* Given request
Please return the full listing below without altering anything.
___ Dataset entries
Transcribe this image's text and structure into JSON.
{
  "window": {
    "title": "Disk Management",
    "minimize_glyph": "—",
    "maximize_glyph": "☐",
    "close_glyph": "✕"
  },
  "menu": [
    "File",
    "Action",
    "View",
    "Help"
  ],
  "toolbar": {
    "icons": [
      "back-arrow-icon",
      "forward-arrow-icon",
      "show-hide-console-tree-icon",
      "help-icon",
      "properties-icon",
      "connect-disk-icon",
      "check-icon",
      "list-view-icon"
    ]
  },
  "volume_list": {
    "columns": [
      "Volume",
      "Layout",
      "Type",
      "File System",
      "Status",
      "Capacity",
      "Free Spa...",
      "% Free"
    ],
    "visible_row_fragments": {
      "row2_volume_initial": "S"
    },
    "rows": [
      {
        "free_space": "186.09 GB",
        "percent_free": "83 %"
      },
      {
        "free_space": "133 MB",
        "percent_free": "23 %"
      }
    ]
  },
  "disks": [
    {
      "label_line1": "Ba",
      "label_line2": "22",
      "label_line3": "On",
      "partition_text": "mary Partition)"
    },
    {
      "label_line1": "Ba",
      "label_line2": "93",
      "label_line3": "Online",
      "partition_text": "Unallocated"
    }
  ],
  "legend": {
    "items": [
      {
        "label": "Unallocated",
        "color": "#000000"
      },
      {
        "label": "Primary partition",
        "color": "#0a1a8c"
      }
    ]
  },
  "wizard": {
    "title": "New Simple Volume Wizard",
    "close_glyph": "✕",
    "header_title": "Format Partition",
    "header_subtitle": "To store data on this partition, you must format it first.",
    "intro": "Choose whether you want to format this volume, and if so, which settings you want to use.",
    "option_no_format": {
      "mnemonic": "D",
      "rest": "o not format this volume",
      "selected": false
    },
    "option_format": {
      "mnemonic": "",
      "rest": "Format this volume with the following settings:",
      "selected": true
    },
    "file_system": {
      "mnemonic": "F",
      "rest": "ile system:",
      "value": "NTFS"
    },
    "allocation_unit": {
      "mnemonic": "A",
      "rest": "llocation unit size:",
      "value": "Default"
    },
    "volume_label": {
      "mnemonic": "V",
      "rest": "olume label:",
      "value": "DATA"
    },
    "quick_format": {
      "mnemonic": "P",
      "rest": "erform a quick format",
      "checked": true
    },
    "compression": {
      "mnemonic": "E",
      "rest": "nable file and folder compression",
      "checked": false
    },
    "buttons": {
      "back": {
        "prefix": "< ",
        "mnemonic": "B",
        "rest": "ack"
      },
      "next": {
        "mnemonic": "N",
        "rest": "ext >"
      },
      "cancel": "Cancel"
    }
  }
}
______
* Answer for this exercise
Transcribe this image's text and structure into JSON.
{
  "window": {
    "title": "Disk Management",
    "minimize_glyph": "—",
    "maximize_glyph": "☐",
    "close_glyph": "✕"
  },
  "menu": [
    "File",
    "Action",
    "View",
    "Help"
  ],
  "toolbar": {
    "icons": [
      "back-arrow-icon",
      "forward-arrow-icon",
      "show-hide-console-tree-icon",
      "help-icon",
      "properties-icon",
      "connect-disk-icon",
      "check-icon",
      "list-view-icon"
    ]
  },
  "volume_list": {
    "columns": [
      "Volume",
      "Layout",
      "Type",
      "File System",
      "Status",
      "Capacity",
      "Free Spa...",
      "% Free"
    ],
    "visible_row_fragments": {
      "row2_volume_initial": "S"
    },
    "rows": [
      {
        "free_space": "186.09 GB",
        "percent_free": "83 %"
      },
      {
        "free_space": "133 MB",
        "percent_free": "23 %"
      }
    ]
  },
  "disks": [
    {
      "label_line1": "Ba",
      "label_line2": "22",
      "label_line3": "On",
      "partition_text": "mary Partition)"
    },
    {
      "label_line1": "Ba",
      "label_line2": "93",
      "label_line3": "Online",
      "partition_text": "Unallocated"
    }
  ],
  "legend": {
    "items": [
      {
        "label": "Unallocated",
        "color": "#000000"
      },
      {
        "label": "Primary partition",
        "color": "#0a1a8c"
      }
    ]
  },
  "wizard": {
    "title": "New Simple Volume Wizard",
    "close_glyph": "✕",
    "header_title": "Format Partition",
    "header_subtitle": "To store data on this partition, you must format it first.",
    "intro": "Choose whether you want to format this volume, and if so, which settings you want to use.",
    "option_no_format": {
      "mnemonic": "D",
      "rest": "o not format this volume",
      "selected": false
    },
    "option_format": {
      "mnemonic": "",
      "rest": "Format this volume with the following settings:",
      "selected": true
    },
    "file_system": {
      "mnemonic": "F",
      "rest": "ile system:",
      "value": "NTFS"
    },
    "allocation_unit": {
      "mnemonic": "A",
      "rest": "llocation unit size:",
      "value": "Default"
    },
    "volume_label": {
      "mnemonic": "V",
      "rest": "olume label:",
      "value": "DATA"
    },
    "quick_format": {
      "mnemonic": "P",
      "rest": "erform a quick format",
      "checked": true
    },
    "compression": {
      "mnemonic": "E",
      "rest": "nable file and folder compression",
      "checked": false
    },
    "buttons": {
      "back": {
        "prefix": "< ",
        "mnemonic": "B",
        "rest": "ack"
      },
      "next": {
        "mnemonic": "N",
        "rest": "ext >"
      },
      "cancel": "Cancel"
    }
  }
}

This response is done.